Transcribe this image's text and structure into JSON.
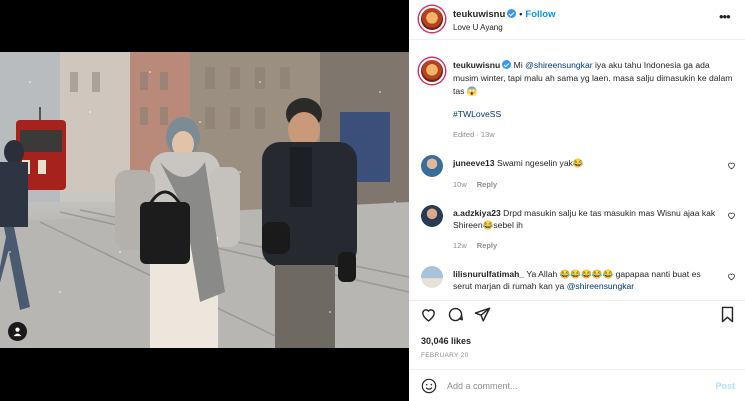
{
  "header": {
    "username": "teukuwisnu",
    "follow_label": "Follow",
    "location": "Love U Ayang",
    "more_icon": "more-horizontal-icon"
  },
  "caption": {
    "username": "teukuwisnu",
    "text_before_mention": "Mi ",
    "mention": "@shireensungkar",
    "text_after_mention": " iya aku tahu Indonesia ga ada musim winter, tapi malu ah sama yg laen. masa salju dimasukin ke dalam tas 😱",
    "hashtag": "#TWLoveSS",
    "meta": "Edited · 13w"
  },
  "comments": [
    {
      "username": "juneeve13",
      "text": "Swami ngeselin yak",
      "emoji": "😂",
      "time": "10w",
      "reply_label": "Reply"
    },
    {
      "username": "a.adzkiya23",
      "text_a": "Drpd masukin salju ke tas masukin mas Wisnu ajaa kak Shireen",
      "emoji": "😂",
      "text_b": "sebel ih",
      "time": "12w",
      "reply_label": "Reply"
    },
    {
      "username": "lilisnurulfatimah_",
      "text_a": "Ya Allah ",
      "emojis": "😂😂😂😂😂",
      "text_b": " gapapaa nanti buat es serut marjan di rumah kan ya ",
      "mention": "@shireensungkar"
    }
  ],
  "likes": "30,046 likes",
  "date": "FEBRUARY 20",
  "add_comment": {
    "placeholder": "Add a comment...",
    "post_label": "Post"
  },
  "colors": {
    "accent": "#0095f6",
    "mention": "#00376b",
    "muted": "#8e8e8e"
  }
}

____________

** THE PROBLEM **
Give the number of lines where the string "username" occurs, without any further text.

** OUTPUT OF THE TASK **
5